#### AVAILABLE RECORDS
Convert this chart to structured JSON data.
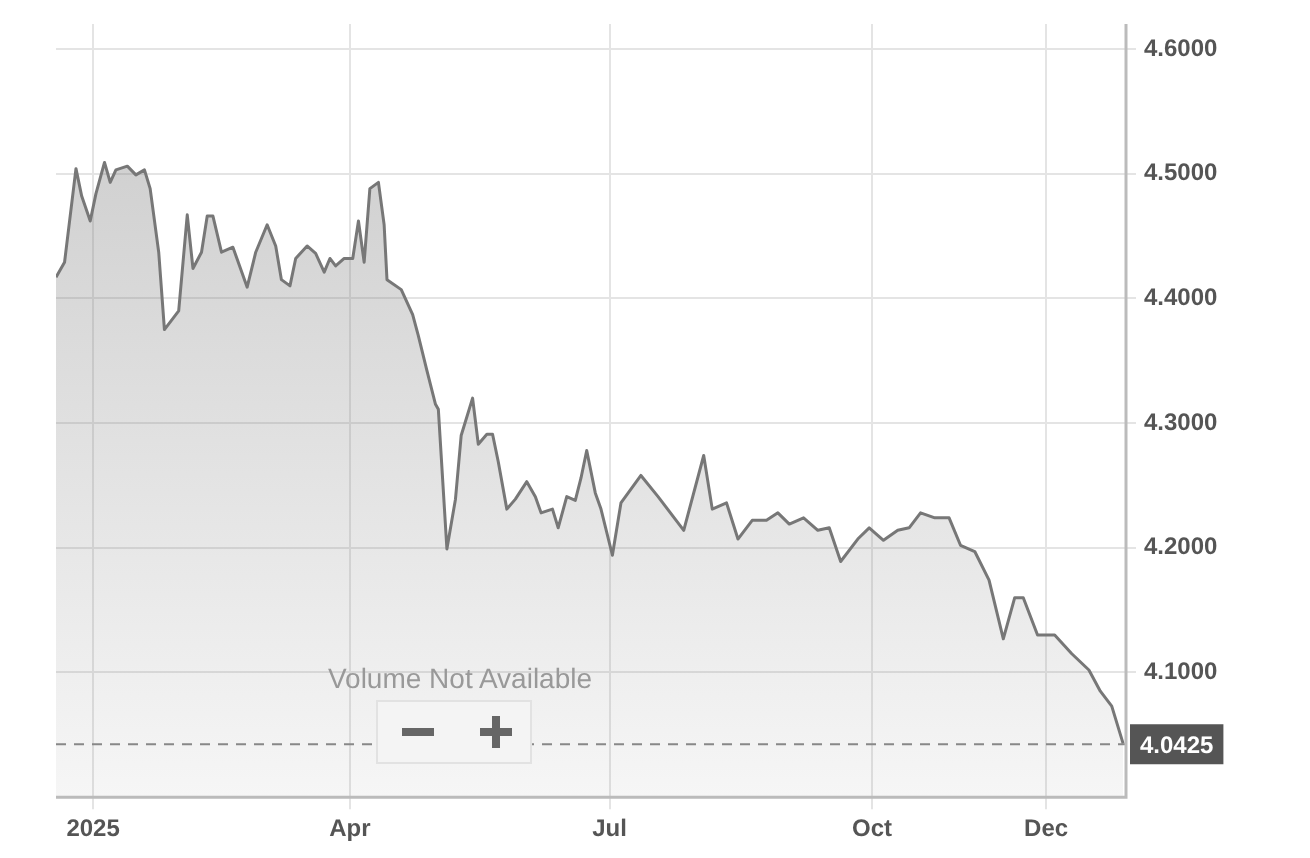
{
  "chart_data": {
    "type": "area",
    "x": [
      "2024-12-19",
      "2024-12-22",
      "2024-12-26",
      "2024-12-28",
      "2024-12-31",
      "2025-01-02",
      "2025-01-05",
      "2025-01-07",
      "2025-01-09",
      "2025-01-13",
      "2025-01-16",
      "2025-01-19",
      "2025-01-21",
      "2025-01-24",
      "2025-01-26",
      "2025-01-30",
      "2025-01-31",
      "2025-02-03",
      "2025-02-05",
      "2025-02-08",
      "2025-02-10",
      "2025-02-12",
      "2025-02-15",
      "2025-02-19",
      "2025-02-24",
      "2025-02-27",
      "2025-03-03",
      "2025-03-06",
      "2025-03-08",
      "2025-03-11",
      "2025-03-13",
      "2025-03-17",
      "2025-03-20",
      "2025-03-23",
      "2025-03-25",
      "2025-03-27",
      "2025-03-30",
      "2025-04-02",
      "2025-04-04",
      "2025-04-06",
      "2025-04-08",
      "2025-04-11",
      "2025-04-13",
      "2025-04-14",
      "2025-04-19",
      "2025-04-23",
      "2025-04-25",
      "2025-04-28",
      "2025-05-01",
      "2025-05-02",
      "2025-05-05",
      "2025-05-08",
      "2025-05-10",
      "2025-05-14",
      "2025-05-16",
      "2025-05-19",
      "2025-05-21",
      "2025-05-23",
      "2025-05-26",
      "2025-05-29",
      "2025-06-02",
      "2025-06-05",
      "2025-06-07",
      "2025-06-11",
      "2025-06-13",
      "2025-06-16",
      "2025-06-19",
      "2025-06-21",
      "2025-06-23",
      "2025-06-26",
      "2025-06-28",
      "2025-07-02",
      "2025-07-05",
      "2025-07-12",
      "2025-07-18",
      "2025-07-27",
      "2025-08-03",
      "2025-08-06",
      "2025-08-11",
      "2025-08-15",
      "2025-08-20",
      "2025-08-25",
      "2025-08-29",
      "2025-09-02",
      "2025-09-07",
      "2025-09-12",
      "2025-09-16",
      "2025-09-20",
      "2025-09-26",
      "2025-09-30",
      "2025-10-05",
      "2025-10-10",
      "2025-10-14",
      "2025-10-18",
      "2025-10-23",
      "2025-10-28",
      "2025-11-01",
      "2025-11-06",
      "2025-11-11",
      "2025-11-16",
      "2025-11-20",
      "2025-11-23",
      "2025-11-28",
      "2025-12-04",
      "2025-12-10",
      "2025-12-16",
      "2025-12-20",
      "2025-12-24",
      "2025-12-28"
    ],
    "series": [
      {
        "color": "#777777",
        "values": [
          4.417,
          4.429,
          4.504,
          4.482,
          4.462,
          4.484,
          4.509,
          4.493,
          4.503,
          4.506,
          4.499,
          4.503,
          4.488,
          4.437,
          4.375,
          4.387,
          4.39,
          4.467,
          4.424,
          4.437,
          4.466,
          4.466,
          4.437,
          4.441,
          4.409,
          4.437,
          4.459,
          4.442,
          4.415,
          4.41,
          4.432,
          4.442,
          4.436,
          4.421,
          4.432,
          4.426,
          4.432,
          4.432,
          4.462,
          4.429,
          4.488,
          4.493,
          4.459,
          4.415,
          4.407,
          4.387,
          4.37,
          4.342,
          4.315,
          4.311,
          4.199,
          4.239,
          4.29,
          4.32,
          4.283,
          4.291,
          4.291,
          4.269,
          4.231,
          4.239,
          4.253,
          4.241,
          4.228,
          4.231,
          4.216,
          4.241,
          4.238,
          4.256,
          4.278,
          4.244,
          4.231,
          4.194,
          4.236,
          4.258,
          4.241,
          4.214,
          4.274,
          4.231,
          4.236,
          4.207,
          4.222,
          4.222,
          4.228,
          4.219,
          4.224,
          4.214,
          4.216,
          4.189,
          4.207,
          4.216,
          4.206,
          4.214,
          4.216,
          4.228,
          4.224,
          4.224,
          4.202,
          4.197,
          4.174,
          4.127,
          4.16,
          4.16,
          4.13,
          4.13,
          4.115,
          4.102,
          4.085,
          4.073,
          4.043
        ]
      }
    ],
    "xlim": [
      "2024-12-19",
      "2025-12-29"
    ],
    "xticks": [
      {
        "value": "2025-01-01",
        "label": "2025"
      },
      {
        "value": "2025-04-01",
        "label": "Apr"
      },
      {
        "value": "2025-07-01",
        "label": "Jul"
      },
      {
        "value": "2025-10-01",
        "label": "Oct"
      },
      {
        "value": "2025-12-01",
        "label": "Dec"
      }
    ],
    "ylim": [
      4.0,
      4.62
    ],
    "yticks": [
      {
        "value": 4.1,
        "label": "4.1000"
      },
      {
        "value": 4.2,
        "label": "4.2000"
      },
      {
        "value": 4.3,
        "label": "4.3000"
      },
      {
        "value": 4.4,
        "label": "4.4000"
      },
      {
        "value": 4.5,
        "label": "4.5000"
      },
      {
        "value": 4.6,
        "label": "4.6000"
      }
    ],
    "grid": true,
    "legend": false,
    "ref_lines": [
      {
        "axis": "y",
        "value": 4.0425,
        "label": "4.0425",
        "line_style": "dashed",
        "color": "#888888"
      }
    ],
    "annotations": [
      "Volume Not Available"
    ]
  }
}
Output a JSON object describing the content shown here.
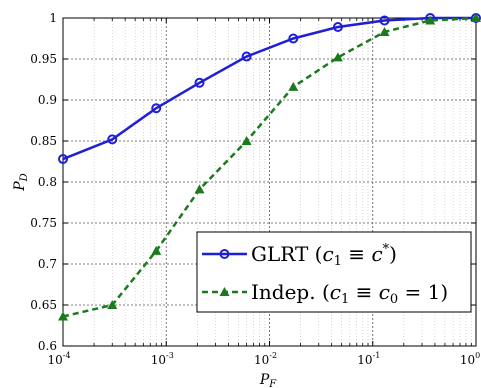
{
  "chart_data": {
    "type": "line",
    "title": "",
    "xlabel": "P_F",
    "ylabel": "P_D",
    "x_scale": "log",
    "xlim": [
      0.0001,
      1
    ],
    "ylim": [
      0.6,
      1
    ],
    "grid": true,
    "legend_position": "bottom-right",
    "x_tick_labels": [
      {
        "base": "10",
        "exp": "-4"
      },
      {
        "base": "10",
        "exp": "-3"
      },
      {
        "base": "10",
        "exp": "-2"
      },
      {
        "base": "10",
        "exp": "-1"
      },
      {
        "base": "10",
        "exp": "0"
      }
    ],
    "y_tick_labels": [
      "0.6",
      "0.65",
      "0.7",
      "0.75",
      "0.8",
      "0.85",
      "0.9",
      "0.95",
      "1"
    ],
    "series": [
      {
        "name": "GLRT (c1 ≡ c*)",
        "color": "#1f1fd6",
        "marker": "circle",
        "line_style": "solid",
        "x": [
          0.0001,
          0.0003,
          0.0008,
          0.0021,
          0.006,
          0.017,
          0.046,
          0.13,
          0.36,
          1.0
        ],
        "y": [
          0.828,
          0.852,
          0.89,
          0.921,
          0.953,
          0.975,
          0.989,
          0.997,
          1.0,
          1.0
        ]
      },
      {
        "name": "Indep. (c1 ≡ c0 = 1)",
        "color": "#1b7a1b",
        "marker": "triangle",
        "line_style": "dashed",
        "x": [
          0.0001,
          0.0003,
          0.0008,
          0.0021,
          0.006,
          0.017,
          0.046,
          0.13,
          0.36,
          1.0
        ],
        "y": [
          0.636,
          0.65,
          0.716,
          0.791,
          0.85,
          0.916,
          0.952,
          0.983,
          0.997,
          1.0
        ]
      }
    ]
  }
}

#### BRIEF
Set down the lines of the records above exactly, apart from the pictures.

#### FINAL RESULT
Convert this chart to structured JSON data.
{
  "chart_data": {
    "type": "area",
    "x": [
      "2024-12-19",
      "2024-12-22",
      "2024-12-26",
      "2024-12-28",
      "2024-12-31",
      "2025-01-02",
      "2025-01-05",
      "2025-01-07",
      "2025-01-09",
      "2025-01-13",
      "2025-01-16",
      "2025-01-19",
      "2025-01-21",
      "2025-01-24",
      "2025-01-26",
      "2025-01-30",
      "2025-01-31",
      "2025-02-03",
      "2025-02-05",
      "2025-02-08",
      "2025-02-10",
      "2025-02-12",
      "2025-02-15",
      "2025-02-19",
      "2025-02-24",
      "2025-02-27",
      "2025-03-03",
      "2025-03-06",
      "2025-03-08",
      "2025-03-11",
      "2025-03-13",
      "2025-03-17",
      "2025-03-20",
      "2025-03-23",
      "2025-03-25",
      "2025-03-27",
      "2025-03-30",
      "2025-04-02",
      "2025-04-04",
      "2025-04-06",
      "2025-04-08",
      "2025-04-11",
      "2025-04-13",
      "2025-04-14",
      "2025-04-19",
      "2025-04-23",
      "2025-04-25",
      "2025-04-28",
      "2025-05-01",
      "2025-05-02",
      "2025-05-05",
      "2025-05-08",
      "2025-05-10",
      "2025-05-14",
      "2025-05-16",
      "2025-05-19",
      "2025-05-21",
      "2025-05-23",
      "2025-05-26",
      "2025-05-29",
      "2025-06-02",
      "2025-06-05",
      "2025-06-07",
      "2025-06-11",
      "2025-06-13",
      "2025-06-16",
      "2025-06-19",
      "2025-06-21",
      "2025-06-23",
      "2025-06-26",
      "2025-06-28",
      "2025-07-02",
      "2025-07-05",
      "2025-07-12",
      "2025-07-18",
      "2025-07-27",
      "2025-08-03",
      "2025-08-06",
      "2025-08-11",
      "2025-08-15",
      "2025-08-20",
      "2025-08-25",
      "2025-08-29",
      "2025-09-02",
      "2025-09-07",
      "2025-09-12",
      "2025-09-16",
      "2025-09-20",
      "2025-09-26",
      "2025-09-30",
      "2025-10-05",
      "2025-10-10",
      "2025-10-14",
      "2025-10-18",
      "2025-10-23",
      "2025-10-28",
      "2025-11-01",
      "2025-11-06",
      "2025-11-11",
      "2025-11-16",
      "2025-11-20",
      "2025-11-23",
      "2025-11-28",
      "2025-12-04",
      "2025-12-10",
      "2025-12-16",
      "2025-12-20",
      "2025-12-24",
      "2025-12-28"
    ],
    "series": [
      {
        "color": "#777777",
        "values": [
          4.417,
          4.429,
          4.504,
          4.482,
          4.462,
          4.484,
          4.509,
          4.493,
          4.503,
          4.506,
          4.499,
          4.503,
          4.488,
          4.437,
          4.375,
          4.387,
          4.39,
          4.467,
          4.424,
          4.437,
          4.466,
          4.466,
          4.437,
          4.441,
          4.409,
          4.437,
          4.459,
          4.442,
          4.415,
          4.41,
          4.432,
          4.442,
          4.436,
          4.421,
          4.432,
          4.426,
          4.432,
          4.432,
          4.462,
          4.429,
          4.488,
          4.493,
          4.459,
          4.415,
          4.407,
          4.387,
          4.37,
          4.342,
          4.315,
          4.311,
          4.199,
          4.239,
          4.29,
          4.32,
          4.283,
          4.291,
          4.291,
          4.269,
          4.231,
          4.239,
          4.253,
          4.241,
          4.228,
          4.231,
          4.216,
          4.241,
          4.238,
          4.256,
          4.278,
          4.244,
          4.231,
          4.194,
          4.236,
          4.258,
          4.241,
          4.214,
          4.274,
          4.231,
          4.236,
          4.207,
          4.222,
          4.222,
          4.228,
          4.219,
          4.224,
          4.214,
          4.216,
          4.189,
          4.207,
          4.216,
          4.206,
          4.214,
          4.216,
          4.228,
          4.224,
          4.224,
          4.202,
          4.197,
          4.174,
          4.127,
          4.16,
          4.16,
          4.13,
          4.13,
          4.115,
          4.102,
          4.085,
          4.073,
          4.043
        ]
      }
    ],
    "xlim": [
      "2024-12-19",
      "2025-12-29"
    ],
    "xticks": [
      {
        "value": "2025-01-01",
        "label": "2025"
      },
      {
        "value": "2025-04-01",
        "label": "Apr"
      },
      {
        "value": "2025-07-01",
        "label": "Jul"
      },
      {
        "value": "2025-10-01",
        "label": "Oct"
      },
      {
        "value": "2025-12-01",
        "label": "Dec"
      }
    ],
    "ylim": [
      4.0,
      4.62
    ],
    "yticks": [
      {
        "value": 4.1,
        "label": "4.1000"
      },
      {
        "value": 4.2,
        "label": "4.2000"
      },
      {
        "value": 4.3,
        "label": "4.3000"
      },
      {
        "value": 4.4,
        "label": "4.4000"
      },
      {
        "value": 4.5,
        "label": "4.5000"
      },
      {
        "value": 4.6,
        "label": "4.6000"
      }
    ],
    "grid": true,
    "legend": false,
    "ref_lines": [
      {
        "axis": "y",
        "value": 4.0425,
        "label": "4.0425",
        "line_style": "dashed",
        "color": "#888888"
      }
    ],
    "annotations": [
      "Volume Not Available"
    ]
  }
}
Output a JSON object describing the content shown here.
{
  "chart_data": {
    "type": "line",
    "title": "",
    "xlabel": "P_F",
    "ylabel": "P_D",
    "x_scale": "log",
    "xlim": [
      0.0001,
      1
    ],
    "ylim": [
      0.6,
      1
    ],
    "grid": true,
    "legend_position": "bottom-right",
    "x_tick_labels": [
      {
        "base": "10",
        "exp": "-4"
      },
      {
        "base": "10",
        "exp": "-3"
      },
      {
        "base": "10",
        "exp": "-2"
      },
      {
        "base": "10",
        "exp": "-1"
      },
      {
        "base": "10",
        "exp": "0"
      }
    ],
    "y_tick_labels": [
      "0.6",
      "0.65",
      "0.7",
      "0.75",
      "0.8",
      "0.85",
      "0.9",
      "0.95",
      "1"
    ],
    "series": [
      {
        "name": "GLRT (c1 ≡ c*)",
        "color": "#1f1fd6",
        "marker": "circle",
        "line_style": "solid",
        "x": [
          0.0001,
          0.0003,
          0.0008,
          0.0021,
          0.006,
          0.017,
          0.046,
          0.13,
          0.36,
          1.0
        ],
        "y": [
          0.828,
          0.852,
          0.89,
          0.921,
          0.953,
          0.975,
          0.989,
          0.997,
          1.0,
          1.0
        ]
      },
      {
        "name": "Indep. (c1 ≡ c0 = 1)",
        "color": "#1b7a1b",
        "marker": "triangle",
        "line_style": "dashed",
        "x": [
          0.0001,
          0.0003,
          0.0008,
          0.0021,
          0.006,
          0.017,
          0.046,
          0.13,
          0.36,
          1.0
        ],
        "y": [
          0.636,
          0.65,
          0.716,
          0.791,
          0.85,
          0.916,
          0.952,
          0.983,
          0.997,
          1.0
        ]
      }
    ]
  }
}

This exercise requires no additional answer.